WHAT THE TASK ASKS:
Return, word for word, every line that follows.

_ _ _ _ _

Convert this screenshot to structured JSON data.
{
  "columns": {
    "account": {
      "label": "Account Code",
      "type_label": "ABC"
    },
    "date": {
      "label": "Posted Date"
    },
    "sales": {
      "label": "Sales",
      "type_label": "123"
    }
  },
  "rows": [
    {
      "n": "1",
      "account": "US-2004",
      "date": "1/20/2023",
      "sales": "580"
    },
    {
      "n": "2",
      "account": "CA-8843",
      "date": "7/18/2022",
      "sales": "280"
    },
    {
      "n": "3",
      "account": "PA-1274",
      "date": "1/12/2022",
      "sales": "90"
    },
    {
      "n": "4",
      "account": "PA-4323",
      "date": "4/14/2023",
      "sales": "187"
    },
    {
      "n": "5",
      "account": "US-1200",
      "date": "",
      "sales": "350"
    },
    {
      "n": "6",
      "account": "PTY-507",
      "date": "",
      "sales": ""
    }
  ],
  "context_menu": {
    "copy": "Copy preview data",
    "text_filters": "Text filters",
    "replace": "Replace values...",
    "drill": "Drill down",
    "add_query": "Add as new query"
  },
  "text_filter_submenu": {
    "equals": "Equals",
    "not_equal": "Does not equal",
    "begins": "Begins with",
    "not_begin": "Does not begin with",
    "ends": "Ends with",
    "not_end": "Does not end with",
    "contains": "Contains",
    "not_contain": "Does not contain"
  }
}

_ _ _ _ _

ANSWER FOR THIS EXERCISE:
Convert this screenshot to structured JSON data.
{
  "columns": {
    "account": {
      "label": "Account Code",
      "type_label": "ABC"
    },
    "date": {
      "label": "Posted Date"
    },
    "sales": {
      "label": "Sales",
      "type_label": "123"
    }
  },
  "rows": [
    {
      "n": "1",
      "account": "US-2004",
      "date": "1/20/2023",
      "sales": "580"
    },
    {
      "n": "2",
      "account": "CA-8843",
      "date": "7/18/2022",
      "sales": "280"
    },
    {
      "n": "3",
      "account": "PA-1274",
      "date": "1/12/2022",
      "sales": "90"
    },
    {
      "n": "4",
      "account": "PA-4323",
      "date": "4/14/2023",
      "sales": "187"
    },
    {
      "n": "5",
      "account": "US-1200",
      "date": "",
      "sales": "350"
    },
    {
      "n": "6",
      "account": "PTY-507",
      "date": "",
      "sales": ""
    }
  ],
  "context_menu": {
    "copy": "Copy preview data",
    "text_filters": "Text filters",
    "replace": "Replace values...",
    "drill": "Drill down",
    "add_query": "Add as new query"
  },
  "text_filter_submenu": {
    "equals": "Equals",
    "not_equal": "Does not equal",
    "begins": "Begins with",
    "not_begin": "Does not begin with",
    "ends": "Ends with",
    "not_end": "Does not end with",
    "contains": "Contains",
    "not_contain": "Does not contain"
  }
}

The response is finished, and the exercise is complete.